* [EXCERPT PROVIDED]:
######

Swanson: Injured Chargers kicker Dustin Hopkins saves the day

INGLEWOOD — Dustin Hopkins didn’t care.

Twenty yards. Fifty-five yards. What difference did it make?

It was going to hurt either way. And either way, it was going to go through the uprights – at least that’s how it looked Monday when the Chargers’ veteran place-kicker fought through an ailing right hamstring to connect on all four of his field-goal attempts.

He hit from 37, 31, 35 and, finally, 39 yards for the win.

After each big swing, he grimaced and buckled and fell to the ground … only to get up and do it again. And again. And again. Until he gave the home team a 19-16 overtime victory at SoFi Stadium.

“It was like, ‘Well, give it a rip,’ and that was it,” Hopkins said during his walk-off interview on ABC, when he credited the Chargers’ offense for sticking with it and allowing him the opportunity to stick it.

“Even when things weren’t going perfect for them, to march down the field and not lose hope and confidence, it says a lot about our team.”

The Chargers, he said, know they’re “super-talented,” but, he cautioned, “that doesn’t get anything in the NFL unless you put it together. So to be gritty and hopefully find it in the weeks to come, it could be really good for us.”

On Monday, he was the grit he wants to see in his team.

Chargers quarterback Justin Herbert did Hopkins a favor when he slung one last pass to Mike Williams, trimming 9 yards from the distance oF Hopkins’ final kick.

Moments later, after Hopkins’ teammates had peeled him off the turf, he was crowd surfing in their arms, the hero because he – the injured kicker – proved the only reliable tool in either team’s offensive kit.

Otherwise, and not unexpectedly, the defenses dominated.

Denver entered Monday’s matchup with the top-ranked pass defense. The Broncos also came in averaging a league-low 15 points per game.

They outdid themselves Monday by one point thanks to a first quarter that made you wonder whether the reports of Russell Wilson’s demise were premature. The embattled quarterback, who underwent a platelet-rich plasma injection 10 days ago, according to ESPN, connected on all 10 of his pass attempts in a first quarter when Denver took a 10-0 lead.

######

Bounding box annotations

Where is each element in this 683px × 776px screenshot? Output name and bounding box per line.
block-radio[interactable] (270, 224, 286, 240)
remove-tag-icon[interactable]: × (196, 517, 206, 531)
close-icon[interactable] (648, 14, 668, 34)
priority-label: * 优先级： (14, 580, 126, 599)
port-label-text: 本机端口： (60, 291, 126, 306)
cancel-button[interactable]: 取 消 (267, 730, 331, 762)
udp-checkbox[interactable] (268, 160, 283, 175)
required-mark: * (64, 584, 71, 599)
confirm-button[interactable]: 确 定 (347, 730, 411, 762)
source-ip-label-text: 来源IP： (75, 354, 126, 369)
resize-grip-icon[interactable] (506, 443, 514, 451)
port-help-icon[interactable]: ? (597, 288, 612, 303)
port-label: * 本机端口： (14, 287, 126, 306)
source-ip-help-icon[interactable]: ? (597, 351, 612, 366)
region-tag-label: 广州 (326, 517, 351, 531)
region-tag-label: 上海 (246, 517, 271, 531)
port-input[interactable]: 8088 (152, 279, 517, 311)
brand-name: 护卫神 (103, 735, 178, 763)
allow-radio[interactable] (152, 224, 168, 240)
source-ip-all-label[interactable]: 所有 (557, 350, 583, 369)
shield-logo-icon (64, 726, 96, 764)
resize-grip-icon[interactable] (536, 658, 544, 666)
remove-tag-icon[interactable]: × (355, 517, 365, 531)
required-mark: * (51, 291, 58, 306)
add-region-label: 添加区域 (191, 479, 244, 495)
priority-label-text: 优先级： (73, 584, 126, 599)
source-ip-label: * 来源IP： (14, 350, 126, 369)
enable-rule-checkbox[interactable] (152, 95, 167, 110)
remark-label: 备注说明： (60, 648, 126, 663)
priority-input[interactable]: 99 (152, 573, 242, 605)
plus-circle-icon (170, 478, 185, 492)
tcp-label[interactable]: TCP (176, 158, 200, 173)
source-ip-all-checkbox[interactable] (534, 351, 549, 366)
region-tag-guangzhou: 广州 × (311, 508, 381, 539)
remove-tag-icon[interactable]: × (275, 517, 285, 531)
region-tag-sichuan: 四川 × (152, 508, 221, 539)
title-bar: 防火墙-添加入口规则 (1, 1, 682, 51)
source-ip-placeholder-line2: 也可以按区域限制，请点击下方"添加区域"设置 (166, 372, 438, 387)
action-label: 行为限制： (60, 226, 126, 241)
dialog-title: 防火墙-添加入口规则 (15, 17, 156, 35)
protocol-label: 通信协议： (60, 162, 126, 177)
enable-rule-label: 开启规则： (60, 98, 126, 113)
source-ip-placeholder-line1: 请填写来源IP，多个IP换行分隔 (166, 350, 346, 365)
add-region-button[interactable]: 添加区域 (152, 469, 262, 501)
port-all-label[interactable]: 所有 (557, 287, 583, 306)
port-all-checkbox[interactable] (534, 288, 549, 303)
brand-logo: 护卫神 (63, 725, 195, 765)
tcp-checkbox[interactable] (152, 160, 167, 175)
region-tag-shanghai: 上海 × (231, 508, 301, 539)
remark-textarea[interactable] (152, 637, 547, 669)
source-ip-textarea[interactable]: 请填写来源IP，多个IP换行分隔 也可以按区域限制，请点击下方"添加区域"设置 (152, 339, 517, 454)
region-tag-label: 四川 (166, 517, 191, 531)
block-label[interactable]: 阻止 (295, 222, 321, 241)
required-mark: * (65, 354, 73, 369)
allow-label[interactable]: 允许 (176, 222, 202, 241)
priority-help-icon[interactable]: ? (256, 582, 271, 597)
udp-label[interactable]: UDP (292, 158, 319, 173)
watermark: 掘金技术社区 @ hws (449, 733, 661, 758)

######

* [EXERCISE TASK 1]: For the article on kicker Dustin Hopkins, tell whether each statement agrees with the text: (a) Hopkins made every one of his field-goal attempts on Monday; (b) the kick that won the game was from 55 yards; (c) Denver came into the game with the top-ranked pass defense. Give yes or no for each, and quote the words from the article that decide it.
* [EXERCISE TASK 2]: Copy out the records from their first line up to and including the line with "close-icon[interactable] (648, 14, 668, 34)".

* [WRITTEN REPLY 1]:
(a) Yes: "to connect on all four of his field-goal attempts."
(b) No: "He hit from 37, 31, 35 and, finally, 39 yards for the win."
(c) Yes: "Denver entered Monday’s matchup with the top-ranked pass defense."

* [WRITTEN REPLY 2]:
Where is each element in this 683px × 776px screenshot? Output name and bounding box per line.
block-radio[interactable] (270, 224, 286, 240)
remove-tag-icon[interactable]: × (196, 517, 206, 531)
close-icon[interactable] (648, 14, 668, 34)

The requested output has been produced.